-- START OF DATA SUPPLIED --

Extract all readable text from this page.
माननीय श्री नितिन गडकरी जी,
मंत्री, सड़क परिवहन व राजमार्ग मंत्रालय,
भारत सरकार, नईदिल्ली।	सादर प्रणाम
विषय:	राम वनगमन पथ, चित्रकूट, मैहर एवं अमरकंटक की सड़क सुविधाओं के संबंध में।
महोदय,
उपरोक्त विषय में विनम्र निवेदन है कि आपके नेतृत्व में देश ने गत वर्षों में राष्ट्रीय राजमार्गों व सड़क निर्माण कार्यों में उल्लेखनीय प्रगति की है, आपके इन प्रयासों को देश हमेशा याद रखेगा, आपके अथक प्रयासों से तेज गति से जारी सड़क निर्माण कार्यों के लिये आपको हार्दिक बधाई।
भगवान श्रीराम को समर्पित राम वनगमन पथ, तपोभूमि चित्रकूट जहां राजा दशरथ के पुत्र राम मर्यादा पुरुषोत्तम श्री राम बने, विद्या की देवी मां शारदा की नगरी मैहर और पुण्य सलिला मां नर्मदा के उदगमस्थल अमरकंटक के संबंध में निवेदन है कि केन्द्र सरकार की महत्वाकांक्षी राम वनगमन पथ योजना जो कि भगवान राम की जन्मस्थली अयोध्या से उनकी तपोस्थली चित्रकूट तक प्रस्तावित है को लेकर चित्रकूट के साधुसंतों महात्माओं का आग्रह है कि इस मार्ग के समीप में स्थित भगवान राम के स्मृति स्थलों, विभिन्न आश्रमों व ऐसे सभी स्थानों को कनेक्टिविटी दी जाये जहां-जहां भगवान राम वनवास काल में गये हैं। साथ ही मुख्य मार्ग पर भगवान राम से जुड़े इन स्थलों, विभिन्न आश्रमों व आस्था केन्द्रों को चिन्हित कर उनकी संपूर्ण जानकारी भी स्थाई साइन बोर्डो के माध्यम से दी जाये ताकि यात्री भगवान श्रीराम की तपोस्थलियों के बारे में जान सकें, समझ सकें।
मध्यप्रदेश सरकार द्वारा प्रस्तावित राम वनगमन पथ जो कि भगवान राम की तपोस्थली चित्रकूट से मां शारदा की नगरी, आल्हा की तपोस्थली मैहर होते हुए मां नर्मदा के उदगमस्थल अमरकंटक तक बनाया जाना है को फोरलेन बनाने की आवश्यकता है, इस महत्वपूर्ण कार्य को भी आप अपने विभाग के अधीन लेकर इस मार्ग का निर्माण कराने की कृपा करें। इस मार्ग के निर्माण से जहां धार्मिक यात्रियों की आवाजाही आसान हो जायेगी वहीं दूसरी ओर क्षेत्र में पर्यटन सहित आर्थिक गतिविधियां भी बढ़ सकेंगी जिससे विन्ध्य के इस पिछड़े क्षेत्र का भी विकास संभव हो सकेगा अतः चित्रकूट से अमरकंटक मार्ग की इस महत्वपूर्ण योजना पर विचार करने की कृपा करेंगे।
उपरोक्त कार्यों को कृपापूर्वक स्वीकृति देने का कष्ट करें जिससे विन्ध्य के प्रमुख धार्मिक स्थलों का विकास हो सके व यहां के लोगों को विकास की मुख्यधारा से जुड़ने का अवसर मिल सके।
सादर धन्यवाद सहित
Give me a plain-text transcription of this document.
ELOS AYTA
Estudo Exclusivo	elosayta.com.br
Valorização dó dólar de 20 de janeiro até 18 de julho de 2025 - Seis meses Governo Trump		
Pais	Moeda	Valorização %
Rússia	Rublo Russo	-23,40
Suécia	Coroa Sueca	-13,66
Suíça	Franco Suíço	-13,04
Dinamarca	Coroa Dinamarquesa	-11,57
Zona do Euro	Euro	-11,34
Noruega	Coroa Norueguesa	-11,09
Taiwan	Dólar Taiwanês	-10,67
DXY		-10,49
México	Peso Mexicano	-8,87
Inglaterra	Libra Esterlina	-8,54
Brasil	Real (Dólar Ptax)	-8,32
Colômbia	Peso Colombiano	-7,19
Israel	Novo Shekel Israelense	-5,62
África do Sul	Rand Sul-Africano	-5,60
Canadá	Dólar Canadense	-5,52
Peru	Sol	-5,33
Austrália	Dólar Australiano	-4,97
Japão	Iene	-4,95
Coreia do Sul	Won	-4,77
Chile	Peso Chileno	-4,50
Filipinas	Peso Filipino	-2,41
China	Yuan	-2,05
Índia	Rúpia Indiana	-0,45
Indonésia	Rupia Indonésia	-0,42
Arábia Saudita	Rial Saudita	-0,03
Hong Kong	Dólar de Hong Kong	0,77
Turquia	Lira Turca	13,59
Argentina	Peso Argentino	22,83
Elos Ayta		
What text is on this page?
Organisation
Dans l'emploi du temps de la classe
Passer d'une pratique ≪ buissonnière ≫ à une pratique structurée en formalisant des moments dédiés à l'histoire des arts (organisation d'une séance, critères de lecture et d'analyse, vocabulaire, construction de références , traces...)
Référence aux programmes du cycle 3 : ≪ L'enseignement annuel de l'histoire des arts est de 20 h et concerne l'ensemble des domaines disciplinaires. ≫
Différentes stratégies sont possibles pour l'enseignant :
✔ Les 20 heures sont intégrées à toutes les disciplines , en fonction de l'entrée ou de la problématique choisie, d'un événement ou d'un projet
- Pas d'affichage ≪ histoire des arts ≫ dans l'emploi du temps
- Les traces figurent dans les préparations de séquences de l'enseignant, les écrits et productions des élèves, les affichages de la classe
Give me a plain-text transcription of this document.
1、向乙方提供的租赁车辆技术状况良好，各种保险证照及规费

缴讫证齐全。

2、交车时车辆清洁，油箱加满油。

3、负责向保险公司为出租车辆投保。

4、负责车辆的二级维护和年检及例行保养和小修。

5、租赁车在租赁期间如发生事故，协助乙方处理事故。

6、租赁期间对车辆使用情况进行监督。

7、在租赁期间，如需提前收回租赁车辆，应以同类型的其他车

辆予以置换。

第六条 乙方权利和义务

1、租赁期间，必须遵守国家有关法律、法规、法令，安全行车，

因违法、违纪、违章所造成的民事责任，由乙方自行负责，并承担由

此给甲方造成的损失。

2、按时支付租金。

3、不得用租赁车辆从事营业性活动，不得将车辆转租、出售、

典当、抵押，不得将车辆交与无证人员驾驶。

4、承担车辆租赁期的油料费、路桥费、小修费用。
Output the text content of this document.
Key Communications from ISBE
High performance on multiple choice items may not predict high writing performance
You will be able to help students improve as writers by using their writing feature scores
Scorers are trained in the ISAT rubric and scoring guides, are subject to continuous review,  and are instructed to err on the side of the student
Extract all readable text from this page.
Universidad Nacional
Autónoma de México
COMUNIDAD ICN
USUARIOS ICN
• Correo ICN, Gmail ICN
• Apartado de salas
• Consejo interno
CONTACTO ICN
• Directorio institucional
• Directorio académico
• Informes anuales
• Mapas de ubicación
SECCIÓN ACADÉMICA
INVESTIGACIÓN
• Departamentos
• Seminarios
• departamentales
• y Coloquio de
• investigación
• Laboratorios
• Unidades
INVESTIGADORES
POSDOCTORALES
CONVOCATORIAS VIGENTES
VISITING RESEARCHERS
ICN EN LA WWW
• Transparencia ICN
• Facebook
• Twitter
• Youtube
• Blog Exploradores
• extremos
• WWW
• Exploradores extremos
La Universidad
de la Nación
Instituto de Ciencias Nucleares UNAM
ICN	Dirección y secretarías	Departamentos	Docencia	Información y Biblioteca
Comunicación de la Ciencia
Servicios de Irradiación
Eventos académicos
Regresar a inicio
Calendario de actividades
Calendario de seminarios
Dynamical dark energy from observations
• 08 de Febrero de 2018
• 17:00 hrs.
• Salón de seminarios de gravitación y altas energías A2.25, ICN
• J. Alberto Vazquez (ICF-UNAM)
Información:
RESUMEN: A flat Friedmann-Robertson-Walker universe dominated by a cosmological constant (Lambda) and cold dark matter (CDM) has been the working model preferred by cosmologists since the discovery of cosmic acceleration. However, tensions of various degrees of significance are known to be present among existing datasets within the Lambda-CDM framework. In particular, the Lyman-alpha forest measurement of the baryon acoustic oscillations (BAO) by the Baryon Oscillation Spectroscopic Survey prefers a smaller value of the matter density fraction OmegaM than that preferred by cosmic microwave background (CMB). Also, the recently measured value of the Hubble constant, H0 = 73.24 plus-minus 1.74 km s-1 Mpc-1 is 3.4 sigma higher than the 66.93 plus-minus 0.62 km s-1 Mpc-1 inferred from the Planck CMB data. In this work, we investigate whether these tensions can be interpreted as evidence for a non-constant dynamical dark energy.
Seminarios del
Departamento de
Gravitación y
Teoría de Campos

-- END OF DATA SUPPLIED --

■ EXERCISE INSTRUCTIONS ■
Every line in the data above that contains "temps" needs to be copied.

■ CORRECT RESULT ■
Dans l'emploi du temps de la classe
- Pas d'affichage ≪ histoire des arts ≫ dans l'emploi du temps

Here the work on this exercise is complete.